### [WORK TO COMPLETE]
Isolate every line in the data with the string "linewidth" and copy it.

Records about charts and figures:

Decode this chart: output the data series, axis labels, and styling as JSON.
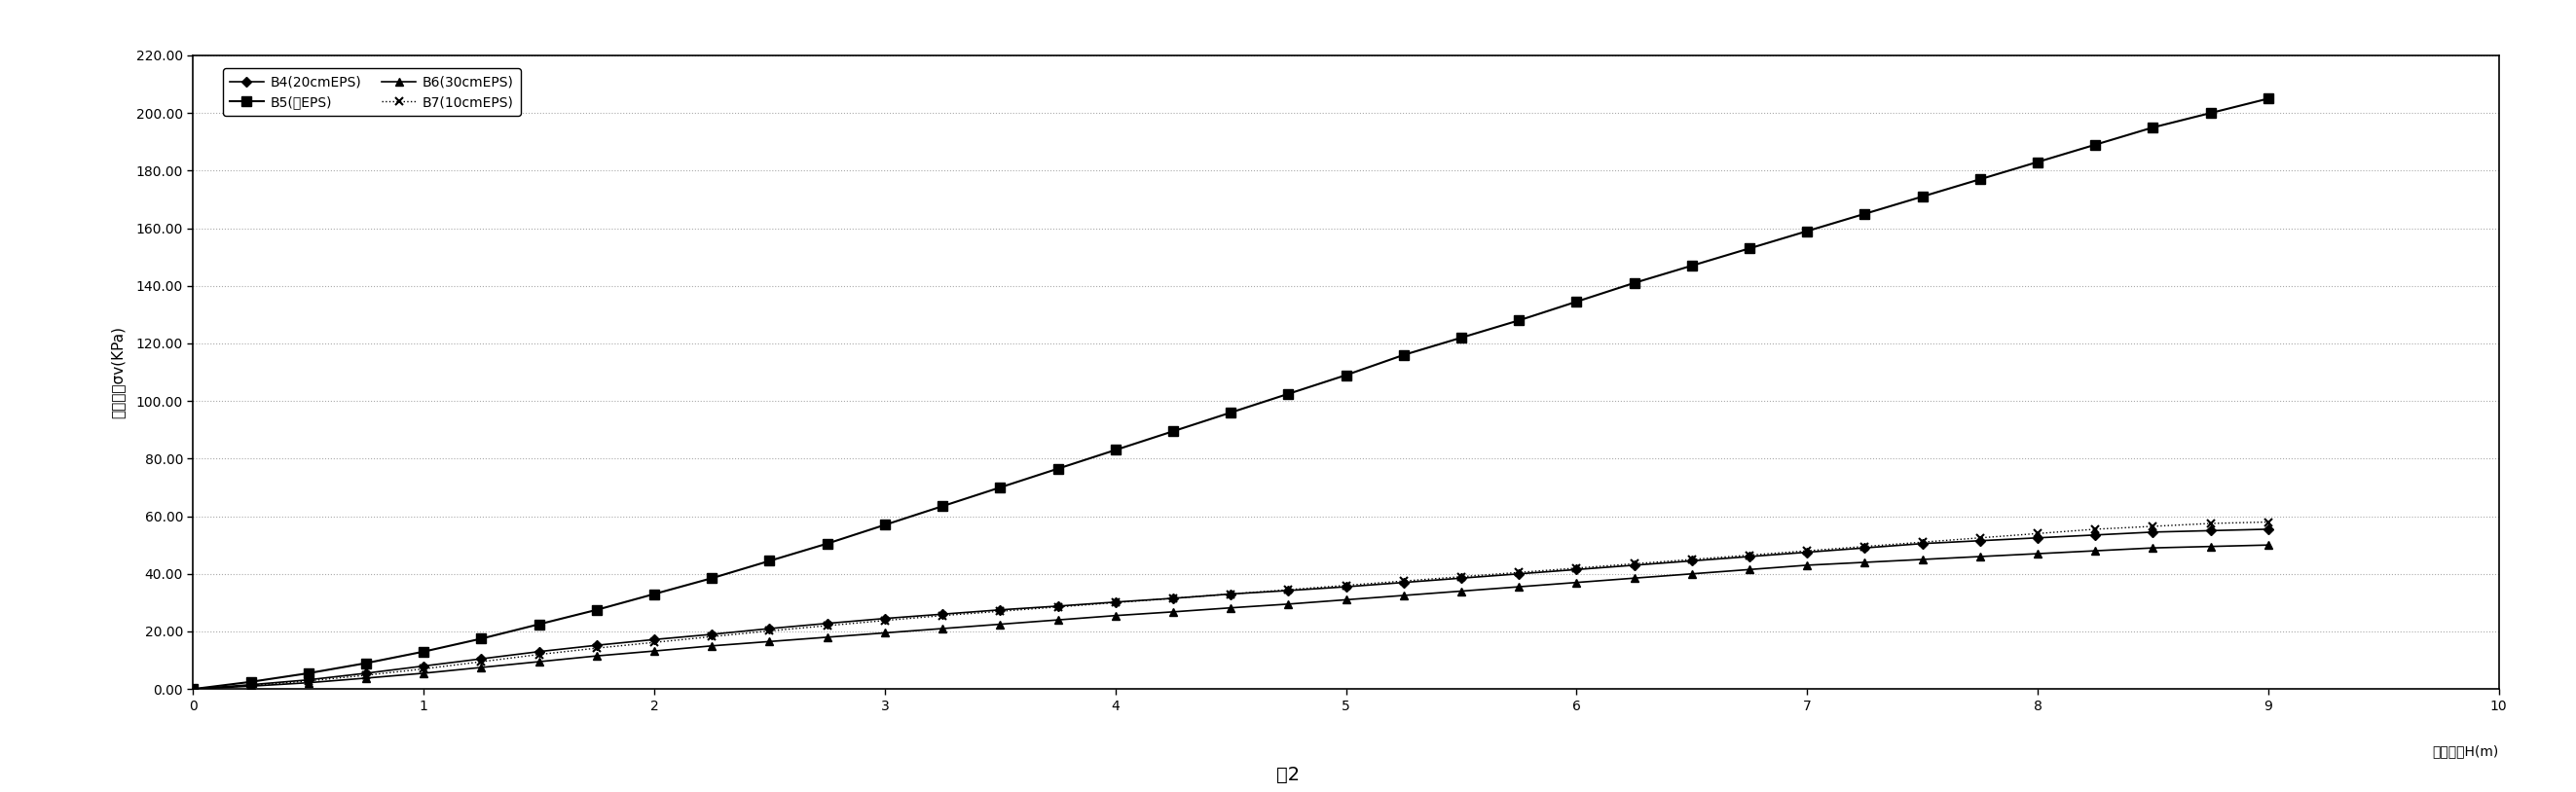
{
  "title": "图2",
  "xlabel": "填土高度H(m)",
  "ylabel_line1": "垂直压力",
  "ylabel_line2": "σv(KPa)",
  "xlim": [
    0,
    10
  ],
  "ylim": [
    0,
    220
  ],
  "ytick_values": [
    0,
    20,
    40,
    60,
    80,
    100,
    120,
    140,
    160,
    180,
    200,
    220
  ],
  "ytick_labels": [
    "0.00",
    "20.00",
    "40.00",
    "60.00",
    "80.00",
    "100.00",
    "120.00",
    "140.00",
    "160.00",
    "180.00",
    "200.00",
    "220.00"
  ],
  "xticks": [
    0,
    1,
    2,
    3,
    4,
    5,
    6,
    7,
    8,
    9,
    10
  ],
  "series": [
    {
      "label": "B4(20cmEPS)",
      "marker": "D",
      "linestyle": "-",
      "color": "#000000",
      "markersize": 5,
      "linewidth": 1.2,
      "x": [
        0,
        0.25,
        0.5,
        0.75,
        1.0,
        1.25,
        1.5,
        1.75,
        2.0,
        2.25,
        2.5,
        2.75,
        3.0,
        3.25,
        3.5,
        3.75,
        4.0,
        4.25,
        4.5,
        4.75,
        5.0,
        5.25,
        5.5,
        5.75,
        6.0,
        6.25,
        6.5,
        6.75,
        7.0,
        7.25,
        7.5,
        7.75,
        8.0,
        8.25,
        8.5,
        8.75,
        9.0
      ],
      "y": [
        0,
        1.5,
        3.2,
        5.5,
        8.0,
        10.5,
        13.0,
        15.2,
        17.2,
        19.0,
        21.0,
        22.8,
        24.5,
        26.0,
        27.5,
        28.8,
        30.2,
        31.5,
        33.0,
        34.2,
        35.5,
        37.0,
        38.5,
        40.0,
        41.5,
        43.0,
        44.5,
        46.0,
        47.5,
        49.0,
        50.5,
        51.5,
        52.5,
        53.5,
        54.5,
        55.0,
        55.5
      ]
    },
    {
      "label": "B5(无EPS)",
      "marker": "s",
      "linestyle": "-",
      "color": "#000000",
      "markersize": 7,
      "linewidth": 1.5,
      "x": [
        0,
        0.25,
        0.5,
        0.75,
        1.0,
        1.25,
        1.5,
        1.75,
        2.0,
        2.25,
        2.5,
        2.75,
        3.0,
        3.25,
        3.5,
        3.75,
        4.0,
        4.25,
        4.5,
        4.75,
        5.0,
        5.25,
        5.5,
        5.75,
        6.0,
        6.25,
        6.5,
        6.75,
        7.0,
        7.25,
        7.5,
        7.75,
        8.0,
        8.25,
        8.5,
        8.75,
        9.0
      ],
      "y": [
        0,
        2.5,
        5.5,
        9.0,
        13.0,
        17.5,
        22.5,
        27.5,
        33.0,
        38.5,
        44.5,
        50.5,
        57.0,
        63.5,
        70.0,
        76.5,
        83.0,
        89.5,
        96.0,
        102.5,
        109.0,
        116.0,
        122.0,
        128.0,
        134.5,
        141.0,
        147.0,
        153.0,
        159.0,
        165.0,
        171.0,
        177.0,
        183.0,
        189.0,
        195.0,
        200.0,
        205.0
      ]
    },
    {
      "label": "B6(30cmEPS)",
      "marker": "^",
      "linestyle": "-",
      "color": "#000000",
      "markersize": 6,
      "linewidth": 1.2,
      "x": [
        0,
        0.25,
        0.5,
        0.75,
        1.0,
        1.25,
        1.5,
        1.75,
        2.0,
        2.25,
        2.5,
        2.75,
        3.0,
        3.25,
        3.5,
        3.75,
        4.0,
        4.25,
        4.5,
        4.75,
        5.0,
        5.25,
        5.5,
        5.75,
        6.0,
        6.25,
        6.5,
        6.75,
        7.0,
        7.25,
        7.5,
        7.75,
        8.0,
        8.25,
        8.5,
        8.75,
        9.0
      ],
      "y": [
        0,
        1.0,
        2.2,
        3.8,
        5.5,
        7.5,
        9.5,
        11.5,
        13.2,
        15.0,
        16.5,
        18.0,
        19.5,
        21.0,
        22.5,
        24.0,
        25.5,
        26.8,
        28.2,
        29.5,
        31.0,
        32.5,
        34.0,
        35.5,
        37.0,
        38.5,
        40.0,
        41.5,
        43.0,
        44.0,
        45.0,
        46.0,
        47.0,
        48.0,
        49.0,
        49.5,
        50.0
      ]
    },
    {
      "label": "B7(10cmEPS)",
      "marker": "x",
      "linestyle": ":",
      "color": "#000000",
      "markersize": 6,
      "linewidth": 1.0,
      "x": [
        0,
        0.25,
        0.5,
        0.75,
        1.0,
        1.25,
        1.5,
        1.75,
        2.0,
        2.25,
        2.5,
        2.75,
        3.0,
        3.25,
        3.5,
        3.75,
        4.0,
        4.25,
        4.5,
        4.75,
        5.0,
        5.25,
        5.5,
        5.75,
        6.0,
        6.25,
        6.5,
        6.75,
        7.0,
        7.25,
        7.5,
        7.75,
        8.0,
        8.25,
        8.5,
        8.75,
        9.0
      ],
      "y": [
        0,
        1.2,
        2.8,
        4.8,
        7.0,
        9.5,
        12.0,
        14.2,
        16.2,
        18.2,
        20.2,
        22.0,
        23.8,
        25.5,
        27.0,
        28.5,
        30.0,
        31.5,
        33.0,
        34.5,
        36.0,
        37.5,
        39.0,
        40.5,
        42.0,
        43.5,
        45.0,
        46.5,
        48.0,
        49.5,
        51.0,
        52.5,
        54.0,
        55.5,
        56.5,
        57.5,
        58.0
      ]
    }
  ],
  "background_color": "#ffffff"
}
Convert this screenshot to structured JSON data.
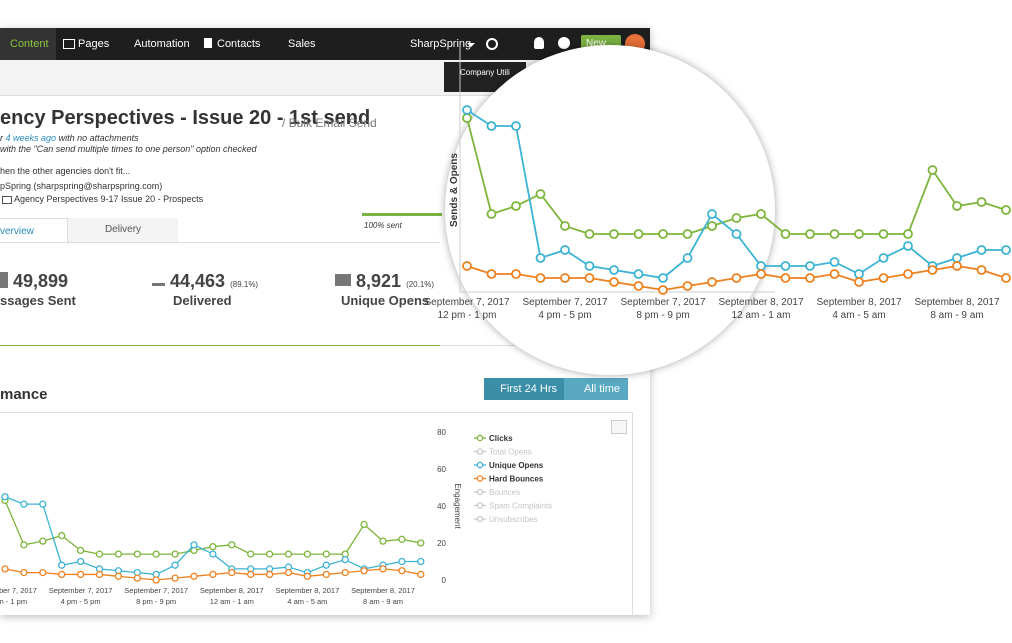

### [THE SOLUTION]
      "linewidth": 1.2,
      "linewidth": 1.5,
      "linewidth": 1.2,
      "linewidth": 1.0,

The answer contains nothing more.